MATERIAL FOR THIS EXERCISE:
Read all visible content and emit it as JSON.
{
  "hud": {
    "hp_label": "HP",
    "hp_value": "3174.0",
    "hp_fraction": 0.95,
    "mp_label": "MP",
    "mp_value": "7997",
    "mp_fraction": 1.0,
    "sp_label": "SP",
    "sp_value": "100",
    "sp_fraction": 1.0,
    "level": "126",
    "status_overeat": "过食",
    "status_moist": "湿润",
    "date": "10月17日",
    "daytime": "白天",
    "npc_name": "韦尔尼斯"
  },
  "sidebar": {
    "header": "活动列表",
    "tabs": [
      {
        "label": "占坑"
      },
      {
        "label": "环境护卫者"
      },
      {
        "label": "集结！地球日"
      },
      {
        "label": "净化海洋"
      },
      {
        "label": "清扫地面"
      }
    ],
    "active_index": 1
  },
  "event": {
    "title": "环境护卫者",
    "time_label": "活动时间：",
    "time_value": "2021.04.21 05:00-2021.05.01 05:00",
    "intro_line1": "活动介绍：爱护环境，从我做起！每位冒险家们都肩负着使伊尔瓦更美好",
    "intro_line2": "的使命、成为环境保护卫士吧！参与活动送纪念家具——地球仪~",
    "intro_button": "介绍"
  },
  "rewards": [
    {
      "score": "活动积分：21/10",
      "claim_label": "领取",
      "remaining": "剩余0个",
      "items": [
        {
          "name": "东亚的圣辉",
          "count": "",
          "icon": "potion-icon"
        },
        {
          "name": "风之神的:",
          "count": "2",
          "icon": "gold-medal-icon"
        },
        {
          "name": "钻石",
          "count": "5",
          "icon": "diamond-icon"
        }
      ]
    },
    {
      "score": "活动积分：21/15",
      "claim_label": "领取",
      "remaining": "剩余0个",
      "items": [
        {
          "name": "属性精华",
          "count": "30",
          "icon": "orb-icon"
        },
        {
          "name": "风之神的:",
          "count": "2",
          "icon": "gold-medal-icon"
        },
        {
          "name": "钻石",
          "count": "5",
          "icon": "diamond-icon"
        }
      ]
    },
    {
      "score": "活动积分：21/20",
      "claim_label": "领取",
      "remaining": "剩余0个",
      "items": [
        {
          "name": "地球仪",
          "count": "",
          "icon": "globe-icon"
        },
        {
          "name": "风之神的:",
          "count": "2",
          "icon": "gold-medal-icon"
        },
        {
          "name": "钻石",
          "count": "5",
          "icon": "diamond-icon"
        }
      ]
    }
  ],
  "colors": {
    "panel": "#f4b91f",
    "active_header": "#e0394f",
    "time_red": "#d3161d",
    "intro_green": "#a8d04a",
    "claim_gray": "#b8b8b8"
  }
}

WHAT IS ASKED: Provide all the records again, word for word.

SOLUTION FOR THIS TASK:
Read all visible content and emit it as JSON.
{
  "hud": {
    "hp_label": "HP",
    "hp_value": "3174.0",
    "hp_fraction": 0.95,
    "mp_label": "MP",
    "mp_value": "7997",
    "mp_fraction": 1.0,
    "sp_label": "SP",
    "sp_value": "100",
    "sp_fraction": 1.0,
    "level": "126",
    "status_overeat": "过食",
    "status_moist": "湿润",
    "date": "10月17日",
    "daytime": "白天",
    "npc_name": "韦尔尼斯"
  },
  "sidebar": {
    "header": "活动列表",
    "tabs": [
      {
        "label": "占坑"
      },
      {
        "label": "环境护卫者"
      },
      {
        "label": "集结！地球日"
      },
      {
        "label": "净化海洋"
      },
      {
        "label": "清扫地面"
      }
    ],
    "active_index": 1
  },
  "event": {
    "title": "环境护卫者",
    "time_label": "活动时间：",
    "time_value": "2021.04.21 05:00-2021.05.01 05:00",
    "intro_line1": "活动介绍：爱护环境，从我做起！每位冒险家们都肩负着使伊尔瓦更美好",
    "intro_line2": "的使命、成为环境保护卫士吧！参与活动送纪念家具——地球仪~",
    "intro_button": "介绍"
  },
  "rewards": [
    {
      "score": "活动积分：21/10",
      "claim_label": "领取",
      "remaining": "剩余0个",
      "items": [
        {
          "name": "东亚的圣辉",
          "count": "",
          "icon": "potion-icon"
        },
        {
          "name": "风之神的:",
          "count": "2",
          "icon": "gold-medal-icon"
        },
        {
          "name": "钻石",
          "count": "5",
          "icon": "diamond-icon"
        }
      ]
    },
    {
      "score": "活动积分：21/15",
      "claim_label": "领取",
      "remaining": "剩余0个",
      "items": [
        {
          "name": "属性精华",
          "count": "30",
          "icon": "orb-icon"
        },
        {
          "name": "风之神的:",
          "count": "2",
          "icon": "gold-medal-icon"
        },
        {
          "name": "钻石",
          "count": "5",
          "icon": "diamond-icon"
        }
      ]
    },
    {
      "score": "活动积分：21/20",
      "claim_label": "领取",
      "remaining": "剩余0个",
      "items": [
        {
          "name": "地球仪",
          "count": "",
          "icon": "globe-icon"
        },
        {
          "name": "风之神的:",
          "count": "2",
          "icon": "gold-medal-icon"
        },
        {
          "name": "钻石",
          "count": "5",
          "icon": "diamond-icon"
        }
      ]
    }
  ],
  "colors": {
    "panel": "#f4b91f",
    "active_header": "#e0394f",
    "time_red": "#d3161d",
    "intro_green": "#a8d04a",
    "claim_gray": "#b8b8b8"
  }
}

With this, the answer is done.